# [Selected passage]
# Changing External Editor Settings



## aphillips4745 (Apr 5, 2016)

Using LR6 and PSE14
I am trying to change my external editing preferences from:

Edit in Adobe Photoshop Elements Editor
Format:  TIFF
color space:  sRGB
depth:  8 bit
resolution:  350
compression:  None

To:

Edit in Adobe Photoshop Elements Editor
Format:  TIFF
color space:  PhotoPro RGB
depth:  16 bit
resolution:  350
compression:  None

BUT the [Reset Lightroom] and [OK] buttons in the dialog box are grayed out.
I have tried making these changes as AAN additional external editor, but the buttons remain grayed out.


----------



## Hal P Anderson (Apr 5, 2016)

Click in the Preset box and choose the one you want to modify. Make your changes. _Then click in the preset box again and choose "Updatte preset"._


----------



## aphillips4745 (Apr 5, 2016)

Hal P Anderson said:


> Click in the Preset box and choose the one you want to modify. Make your changes. _Then click in the preset box again and choose "Updatte preset"._


I don't understand "click in the preset box"
I am doing the following:
Edit>Preferences>External Editing, and then making my new selections.
if I Edit>Presets, I do not see any "external editing" options.


----------



## Johan Elzenga (Apr 5, 2016)

aphillips4745 said:


> Using LR6 and PSE14
> I am trying to change my external editing preferences from:
> 
> Edit in Adobe Photoshop Elements Editor
> ...



What dialog are you talking about? I don't have any of those buttons...


----------



## aphillips4745 (Apr 5, 2016)

JohanElzenga said:


> What dialog are you talking about? I don't have any of those buttons...
> 
> View attachment 7489


Below is a snip of my preferences dialog box  The buttons are hidden under the task bar at the bottom.


----------



## Johan Elzenga (Apr 5, 2016)

So ignore those buttons, your settings are as you wanted... Just dismiss the dialog by clicking in the upper right corner. The only thing I'm not sure about is if PSE supports all color spaces (so also ProPhotoRGB). That may be the reason why you can't click OK.


----------



## Jim Wilde (Apr 5, 2016)

aphillips4745 said:


> Below is a snip of my preferences dialog box  The buttons are hidden under the task bar at the bottom.

# [Listed records]
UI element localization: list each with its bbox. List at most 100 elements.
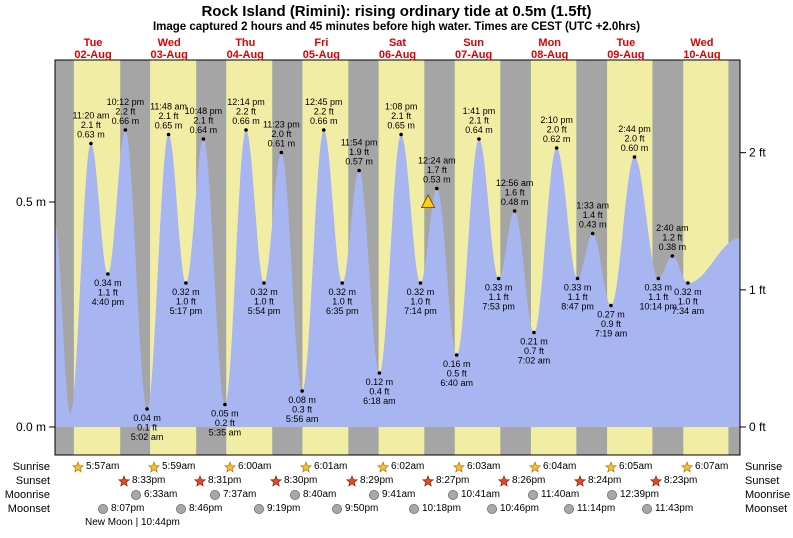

...

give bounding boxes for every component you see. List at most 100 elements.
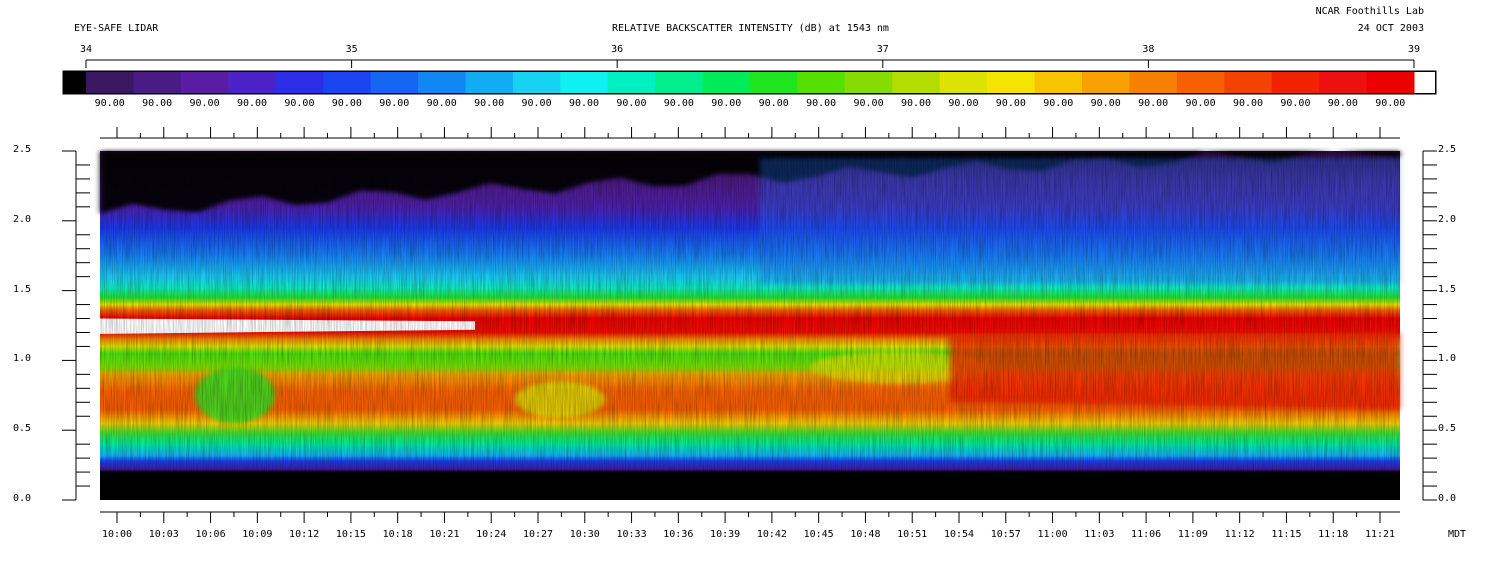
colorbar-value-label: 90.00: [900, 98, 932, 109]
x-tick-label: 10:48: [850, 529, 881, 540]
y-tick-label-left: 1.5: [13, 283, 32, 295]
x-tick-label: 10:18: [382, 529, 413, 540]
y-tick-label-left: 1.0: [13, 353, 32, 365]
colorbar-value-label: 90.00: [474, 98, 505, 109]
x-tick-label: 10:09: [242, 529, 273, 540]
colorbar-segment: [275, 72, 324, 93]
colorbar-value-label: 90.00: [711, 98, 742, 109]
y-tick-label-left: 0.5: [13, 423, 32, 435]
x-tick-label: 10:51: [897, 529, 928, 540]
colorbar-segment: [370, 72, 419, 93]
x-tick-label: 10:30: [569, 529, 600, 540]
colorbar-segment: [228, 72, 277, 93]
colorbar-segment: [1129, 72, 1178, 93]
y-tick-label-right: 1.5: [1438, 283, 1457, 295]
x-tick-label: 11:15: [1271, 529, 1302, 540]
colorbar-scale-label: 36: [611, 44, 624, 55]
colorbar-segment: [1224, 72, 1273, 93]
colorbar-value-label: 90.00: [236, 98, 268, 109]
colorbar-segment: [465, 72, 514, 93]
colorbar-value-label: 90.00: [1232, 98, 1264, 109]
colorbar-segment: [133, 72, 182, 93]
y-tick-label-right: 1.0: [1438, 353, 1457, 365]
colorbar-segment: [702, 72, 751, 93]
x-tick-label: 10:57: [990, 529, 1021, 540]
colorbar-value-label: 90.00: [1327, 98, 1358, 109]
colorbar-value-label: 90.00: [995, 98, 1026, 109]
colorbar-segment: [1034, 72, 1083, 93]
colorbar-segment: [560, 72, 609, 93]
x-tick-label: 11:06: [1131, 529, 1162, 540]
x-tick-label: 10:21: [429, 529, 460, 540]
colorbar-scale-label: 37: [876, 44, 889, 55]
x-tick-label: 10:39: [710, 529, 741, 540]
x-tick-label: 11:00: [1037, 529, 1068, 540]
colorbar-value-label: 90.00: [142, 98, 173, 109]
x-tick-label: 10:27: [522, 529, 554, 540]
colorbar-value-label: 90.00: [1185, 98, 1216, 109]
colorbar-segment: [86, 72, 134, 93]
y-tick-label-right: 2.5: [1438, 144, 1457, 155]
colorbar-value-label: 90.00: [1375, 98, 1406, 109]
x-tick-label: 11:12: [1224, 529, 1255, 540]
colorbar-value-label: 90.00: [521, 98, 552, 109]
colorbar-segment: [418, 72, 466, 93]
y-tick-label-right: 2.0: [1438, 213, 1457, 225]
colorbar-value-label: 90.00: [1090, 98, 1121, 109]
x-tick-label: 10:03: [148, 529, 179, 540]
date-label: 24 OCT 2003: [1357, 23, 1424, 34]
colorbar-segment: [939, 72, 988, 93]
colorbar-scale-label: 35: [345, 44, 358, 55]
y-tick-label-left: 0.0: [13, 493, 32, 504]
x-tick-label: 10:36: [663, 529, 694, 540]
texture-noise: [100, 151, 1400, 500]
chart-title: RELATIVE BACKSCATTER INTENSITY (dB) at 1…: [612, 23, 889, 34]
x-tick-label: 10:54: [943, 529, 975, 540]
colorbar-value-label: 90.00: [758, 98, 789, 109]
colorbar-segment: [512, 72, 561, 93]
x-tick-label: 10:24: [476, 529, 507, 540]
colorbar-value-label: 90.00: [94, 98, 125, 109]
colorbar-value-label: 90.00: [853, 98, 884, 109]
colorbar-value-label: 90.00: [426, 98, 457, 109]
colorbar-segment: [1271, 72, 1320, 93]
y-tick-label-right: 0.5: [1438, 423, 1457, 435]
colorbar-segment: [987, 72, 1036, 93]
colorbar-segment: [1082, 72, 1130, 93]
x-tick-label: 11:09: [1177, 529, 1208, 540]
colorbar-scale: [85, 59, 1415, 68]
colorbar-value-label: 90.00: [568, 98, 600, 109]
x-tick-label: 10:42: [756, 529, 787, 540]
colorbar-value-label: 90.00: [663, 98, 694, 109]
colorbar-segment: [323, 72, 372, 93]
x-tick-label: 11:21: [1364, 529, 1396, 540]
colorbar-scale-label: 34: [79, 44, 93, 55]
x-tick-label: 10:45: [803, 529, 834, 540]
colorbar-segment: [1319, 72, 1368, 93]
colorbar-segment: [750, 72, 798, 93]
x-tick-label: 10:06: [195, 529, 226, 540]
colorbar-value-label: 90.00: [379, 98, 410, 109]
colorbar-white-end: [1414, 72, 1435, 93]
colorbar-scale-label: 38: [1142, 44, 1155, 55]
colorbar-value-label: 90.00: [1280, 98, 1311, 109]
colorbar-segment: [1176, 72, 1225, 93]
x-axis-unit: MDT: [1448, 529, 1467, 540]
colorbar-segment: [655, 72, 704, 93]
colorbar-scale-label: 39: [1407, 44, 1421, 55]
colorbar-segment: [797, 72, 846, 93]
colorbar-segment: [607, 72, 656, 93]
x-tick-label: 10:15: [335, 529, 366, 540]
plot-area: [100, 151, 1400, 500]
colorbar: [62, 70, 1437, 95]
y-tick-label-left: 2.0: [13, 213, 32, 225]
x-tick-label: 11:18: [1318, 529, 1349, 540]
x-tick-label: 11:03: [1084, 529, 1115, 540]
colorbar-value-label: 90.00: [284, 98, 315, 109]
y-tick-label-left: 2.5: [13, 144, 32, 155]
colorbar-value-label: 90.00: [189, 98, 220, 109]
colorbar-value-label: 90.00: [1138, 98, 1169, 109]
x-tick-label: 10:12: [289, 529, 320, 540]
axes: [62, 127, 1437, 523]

# [Written instruction A]
In the forum thread on external editor settings, where does the original poster say the buttons in the preferences dialog box are hidden?
# [Written instruction B]
Reproduce word for word the part of the forum thread on external editor settings from "BUT the [Reset" to "Anderson (Apr 5, 2016)".

# [Full response A]
Under the task bar at the bottom.

# [Full response B]
BUT the [Reset Lightroom] and [OK] buttons in the dialog box are grayed out.
I have tried making these changes as AAN additional external editor, but the buttons remain grayed out.


----------



## Hal P Anderson (Apr 5, 2016)